(Source records)

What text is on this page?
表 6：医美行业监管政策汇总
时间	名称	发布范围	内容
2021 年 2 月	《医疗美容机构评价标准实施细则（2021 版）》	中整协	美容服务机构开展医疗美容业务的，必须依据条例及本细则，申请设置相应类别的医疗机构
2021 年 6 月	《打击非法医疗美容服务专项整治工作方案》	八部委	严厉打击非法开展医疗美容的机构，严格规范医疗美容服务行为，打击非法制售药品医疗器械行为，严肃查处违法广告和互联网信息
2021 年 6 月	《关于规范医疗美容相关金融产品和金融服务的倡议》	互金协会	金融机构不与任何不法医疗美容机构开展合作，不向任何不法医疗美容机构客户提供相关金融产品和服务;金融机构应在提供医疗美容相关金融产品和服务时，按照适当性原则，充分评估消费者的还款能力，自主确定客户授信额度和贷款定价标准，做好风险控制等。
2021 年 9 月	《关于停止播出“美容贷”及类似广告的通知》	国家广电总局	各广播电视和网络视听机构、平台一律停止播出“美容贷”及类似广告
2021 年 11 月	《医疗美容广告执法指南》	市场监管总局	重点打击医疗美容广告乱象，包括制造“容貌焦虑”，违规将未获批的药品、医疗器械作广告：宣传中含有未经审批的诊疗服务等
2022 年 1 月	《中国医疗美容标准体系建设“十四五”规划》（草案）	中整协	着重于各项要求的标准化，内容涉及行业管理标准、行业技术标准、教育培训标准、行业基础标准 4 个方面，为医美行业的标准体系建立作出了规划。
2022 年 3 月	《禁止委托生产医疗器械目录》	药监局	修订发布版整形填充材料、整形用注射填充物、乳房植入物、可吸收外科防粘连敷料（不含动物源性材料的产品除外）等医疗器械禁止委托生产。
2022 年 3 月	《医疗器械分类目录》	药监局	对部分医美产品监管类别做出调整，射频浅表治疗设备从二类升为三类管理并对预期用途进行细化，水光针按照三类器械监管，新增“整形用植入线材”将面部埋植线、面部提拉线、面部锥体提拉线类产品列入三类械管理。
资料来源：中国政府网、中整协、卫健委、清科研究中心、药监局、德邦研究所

**Short task**.
Print the whole listing exactly as it is.

**Result of the task**.
What text is on this page?
表 6：医美行业监管政策汇总
时间	名称	发布范围	内容
2021 年 2 月	《医疗美容机构评价标准实施细则（2021 版）》	中整协	美容服务机构开展医疗美容业务的，必须依据条例及本细则，申请设置相应类别的医疗机构
2021 年 6 月	《打击非法医疗美容服务专项整治工作方案》	八部委	严厉打击非法开展医疗美容的机构，严格规范医疗美容服务行为，打击非法制售药品医疗器械行为，严肃查处违法广告和互联网信息
2021 年 6 月	《关于规范医疗美容相关金融产品和金融服务的倡议》	互金协会	金融机构不与任何不法医疗美容机构开展合作，不向任何不法医疗美容机构客户提供相关金融产品和服务;金融机构应在提供医疗美容相关金融产品和服务时，按照适当性原则，充分评估消费者的还款能力，自主确定客户授信额度和贷款定价标准，做好风险控制等。
2021 年 9 月	《关于停止播出“美容贷”及类似广告的通知》	国家广电总局	各广播电视和网络视听机构、平台一律停止播出“美容贷”及类似广告
2021 年 11 月	《医疗美容广告执法指南》	市场监管总局	重点打击医疗美容广告乱象，包括制造“容貌焦虑”，违规将未获批的药品、医疗器械作广告：宣传中含有未经审批的诊疗服务等
2022 年 1 月	《中国医疗美容标准体系建设“十四五”规划》（草案）	中整协	着重于各项要求的标准化，内容涉及行业管理标准、行业技术标准、教育培训标准、行业基础标准 4 个方面，为医美行业的标准体系建立作出了规划。
2022 年 3 月	《禁止委托生产医疗器械目录》	药监局	修订发布版整形填充材料、整形用注射填充物、乳房植入物、可吸收外科防粘连敷料（不含动物源性材料的产品除外）等医疗器械禁止委托生产。
2022 年 3 月	《医疗器械分类目录》	药监局	对部分医美产品监管类别做出调整，射频浅表治疗设备从二类升为三类管理并对预期用途进行细化，水光针按照三类器械监管，新增“整形用植入线材”将面部埋植线、面部提拉线、面部锥体提拉线类产品列入三类械管理。
资料来源：中国政府网、中整协、卫健委、清科研究中心、药监局、德邦研究所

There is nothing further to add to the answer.